CHALLENGE: Omit all images, then return the remaining material exactly as it stands.
-- start of THE RECORDS --
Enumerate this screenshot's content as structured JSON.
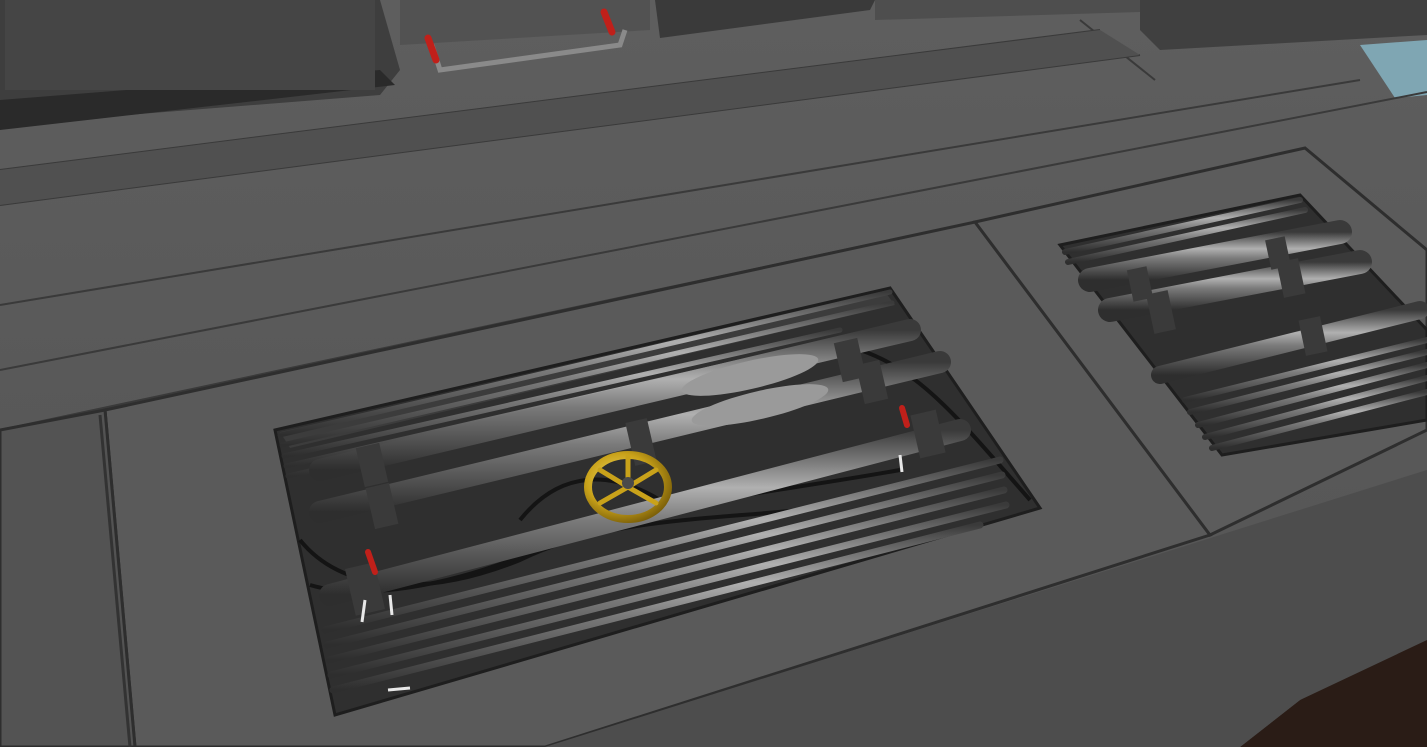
{
  "scene": {
    "description_visible_text": [],
    "palette": {
      "floor": "#585858",
      "floor_dark": "#3d3d3d",
      "panel_edge": "#2a2a2a",
      "pit": "#2e2e2e",
      "pipe_light": "#9a9a9a",
      "pipe_mid": "#6e6e6e",
      "pipe_dark": "#3a3a3a",
      "valve_gold": "#c9a21a",
      "handle_red": "#c0201a",
      "cable": "#141414",
      "corner_blue": "#7fa6b3",
      "corner_brown": "#2a1c16"
    },
    "objects": {
      "main_pit": "main-pipe-trench",
      "side_pit": "side-pipe-trench",
      "valve": "gold-handwheel-valve",
      "levers": [
        "red-lever-left",
        "red-lever-center",
        "red-lever-right"
      ]
    }
  }
}
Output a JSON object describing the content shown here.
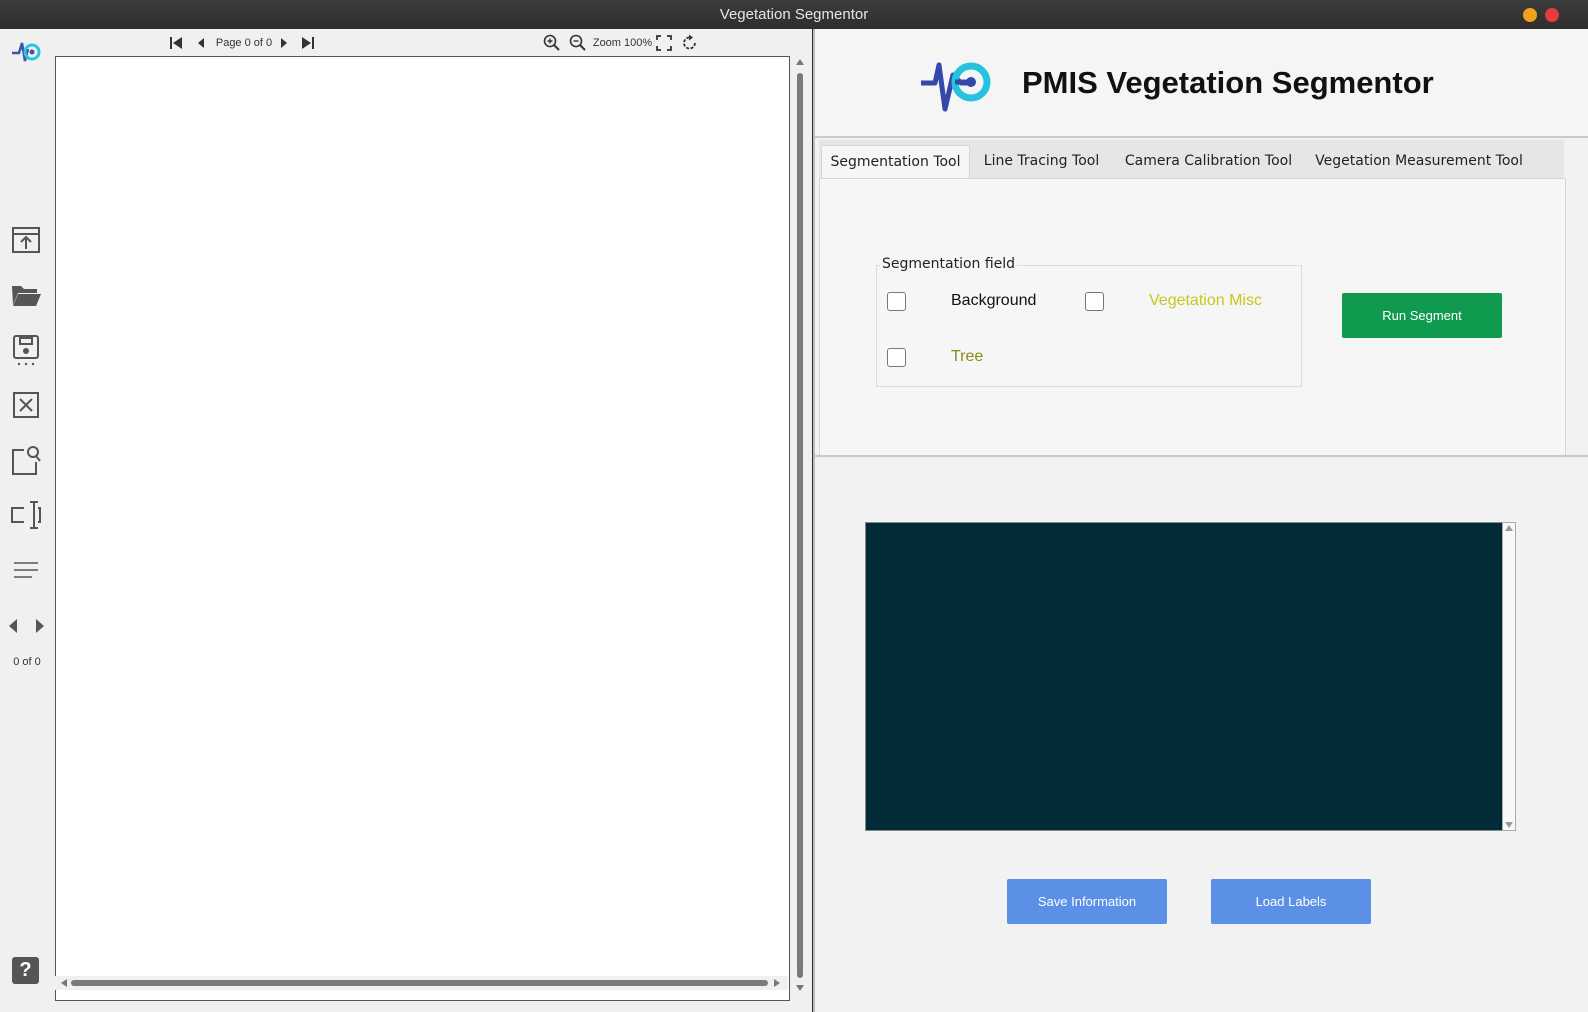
{
  "window": {
    "title": "Vegetation Segmentor"
  },
  "viewer": {
    "page_label": "Page 0 of 0",
    "zoom_label": "Zoom 100%"
  },
  "sidebar": {
    "page_counter": "0 of 0"
  },
  "app": {
    "title": "PMIS Vegetation Segmentor"
  },
  "tabs": [
    {
      "label": "Segmentation Tool",
      "active": true
    },
    {
      "label": "Line Tracing Tool"
    },
    {
      "label": "Camera Calibration Tool"
    },
    {
      "label": "Vegetation Measurement Tool"
    }
  ],
  "segmentation": {
    "legend": "Segmentation field",
    "options": [
      {
        "label": "Background",
        "color": "#111111"
      },
      {
        "label": "Vegetation Misc",
        "color": "#c8c61e"
      },
      {
        "label": "Tree",
        "color": "#8a8a15"
      }
    ],
    "run_label": "Run Segment"
  },
  "actions": {
    "save_label": "Save Information",
    "load_label": "Load Labels"
  },
  "colors": {
    "run_button": "#0f9a4f",
    "action_buttons": "#5c8fe6",
    "output_area": "#022b38"
  }
}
-- end of THE RECORDS --
WRITTEN ANSWER:
Enumerate this screenshot's content as structured JSON.
{
  "scene": {
    "description_visible_text": [],
    "palette": {
      "floor": "#585858",
      "floor_dark": "#3d3d3d",
      "panel_edge": "#2a2a2a",
      "pit": "#2e2e2e",
      "pipe_light": "#9a9a9a",
      "pipe_mid": "#6e6e6e",
      "pipe_dark": "#3a3a3a",
      "valve_gold": "#c9a21a",
      "handle_red": "#c0201a",
      "cable": "#141414",
      "corner_blue": "#7fa6b3",
      "corner_brown": "#2a1c16"
    },
    "objects": {
      "main_pit": "main-pipe-trench",
      "side_pit": "side-pipe-trench",
      "valve": "gold-handwheel-valve",
      "levers": [
        "red-lever-left",
        "red-lever-center",
        "red-lever-right"
      ]
    }
  }
}
Output a JSON object describing the content shown here.
{
  "window": {
    "title": "Vegetation Segmentor"
  },
  "viewer": {
    "page_label": "Page 0 of 0",
    "zoom_label": "Zoom 100%"
  },
  "sidebar": {
    "page_counter": "0 of 0"
  },
  "app": {
    "title": "PMIS Vegetation Segmentor"
  },
  "tabs": [
    {
      "label": "Segmentation Tool",
      "active": true
    },
    {
      "label": "Line Tracing Tool"
    },
    {
      "label": "Camera Calibration Tool"
    },
    {
      "label": "Vegetation Measurement Tool"
    }
  ],
  "segmentation": {
    "legend": "Segmentation field",
    "options": [
      {
        "label": "Background",
        "color": "#111111"
      },
      {
        "label": "Vegetation Misc",
        "color": "#c8c61e"
      },
      {
        "label": "Tree",
        "color": "#8a8a15"
      }
    ],
    "run_label": "Run Segment"
  },
  "actions": {
    "save_label": "Save Information",
    "load_label": "Load Labels"
  },
  "colors": {
    "run_button": "#0f9a4f",
    "action_buttons": "#5c8fe6",
    "output_area": "#022b38"
  }
}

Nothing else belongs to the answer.